◆ **The records**:
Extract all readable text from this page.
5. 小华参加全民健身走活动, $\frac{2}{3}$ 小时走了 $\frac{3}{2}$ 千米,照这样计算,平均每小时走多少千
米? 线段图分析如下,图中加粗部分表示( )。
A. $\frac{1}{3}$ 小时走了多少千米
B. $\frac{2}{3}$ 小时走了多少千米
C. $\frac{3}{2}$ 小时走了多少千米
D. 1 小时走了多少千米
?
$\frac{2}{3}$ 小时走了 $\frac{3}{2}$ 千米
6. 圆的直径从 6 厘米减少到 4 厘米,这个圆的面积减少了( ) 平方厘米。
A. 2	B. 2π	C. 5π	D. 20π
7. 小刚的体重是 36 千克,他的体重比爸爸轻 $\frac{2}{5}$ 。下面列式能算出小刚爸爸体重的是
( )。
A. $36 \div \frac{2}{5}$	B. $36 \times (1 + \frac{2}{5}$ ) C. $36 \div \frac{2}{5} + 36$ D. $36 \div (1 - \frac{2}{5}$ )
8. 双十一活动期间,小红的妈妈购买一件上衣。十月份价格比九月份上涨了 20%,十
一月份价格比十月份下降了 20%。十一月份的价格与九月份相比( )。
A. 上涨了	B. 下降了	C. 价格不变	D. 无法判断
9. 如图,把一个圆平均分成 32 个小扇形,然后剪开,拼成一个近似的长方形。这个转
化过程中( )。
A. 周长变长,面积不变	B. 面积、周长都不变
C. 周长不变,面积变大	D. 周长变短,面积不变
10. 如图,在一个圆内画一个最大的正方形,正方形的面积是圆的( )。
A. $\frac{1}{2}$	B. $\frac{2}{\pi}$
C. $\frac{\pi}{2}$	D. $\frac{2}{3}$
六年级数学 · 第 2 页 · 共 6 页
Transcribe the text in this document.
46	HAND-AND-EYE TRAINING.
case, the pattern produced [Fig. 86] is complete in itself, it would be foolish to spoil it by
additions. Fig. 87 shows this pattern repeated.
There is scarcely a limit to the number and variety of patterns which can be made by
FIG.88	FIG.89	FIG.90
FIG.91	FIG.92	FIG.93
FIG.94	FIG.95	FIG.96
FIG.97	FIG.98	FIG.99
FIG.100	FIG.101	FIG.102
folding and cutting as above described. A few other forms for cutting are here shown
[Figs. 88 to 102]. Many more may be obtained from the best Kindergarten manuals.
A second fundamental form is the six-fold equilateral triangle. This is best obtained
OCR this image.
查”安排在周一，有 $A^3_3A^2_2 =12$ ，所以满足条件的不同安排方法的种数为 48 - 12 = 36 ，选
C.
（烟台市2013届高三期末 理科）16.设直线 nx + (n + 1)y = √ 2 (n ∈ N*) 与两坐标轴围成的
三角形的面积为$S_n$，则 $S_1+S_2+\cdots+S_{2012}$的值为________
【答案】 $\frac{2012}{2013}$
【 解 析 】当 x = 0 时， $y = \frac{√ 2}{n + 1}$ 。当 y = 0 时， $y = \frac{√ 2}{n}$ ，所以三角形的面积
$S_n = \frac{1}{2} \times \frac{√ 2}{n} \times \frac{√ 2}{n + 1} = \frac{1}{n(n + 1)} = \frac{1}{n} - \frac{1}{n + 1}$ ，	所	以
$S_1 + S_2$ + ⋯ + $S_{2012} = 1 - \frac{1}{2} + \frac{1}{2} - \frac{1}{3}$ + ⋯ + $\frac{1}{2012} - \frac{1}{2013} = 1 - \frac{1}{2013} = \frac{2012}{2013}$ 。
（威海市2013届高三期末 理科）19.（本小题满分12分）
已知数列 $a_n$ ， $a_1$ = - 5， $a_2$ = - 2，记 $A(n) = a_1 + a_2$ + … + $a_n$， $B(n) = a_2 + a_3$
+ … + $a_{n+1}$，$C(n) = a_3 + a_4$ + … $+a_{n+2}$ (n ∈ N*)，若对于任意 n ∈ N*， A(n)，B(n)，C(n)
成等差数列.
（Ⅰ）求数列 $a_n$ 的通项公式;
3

◆ **Exercise details**: Extract all lines that hold the word "面积不变".

◆ **Written solution**:
A. 周长变长,面积不变	B. 面积、周长都不变
C. 周长不变,面积变大	D. 周长变短,面积不变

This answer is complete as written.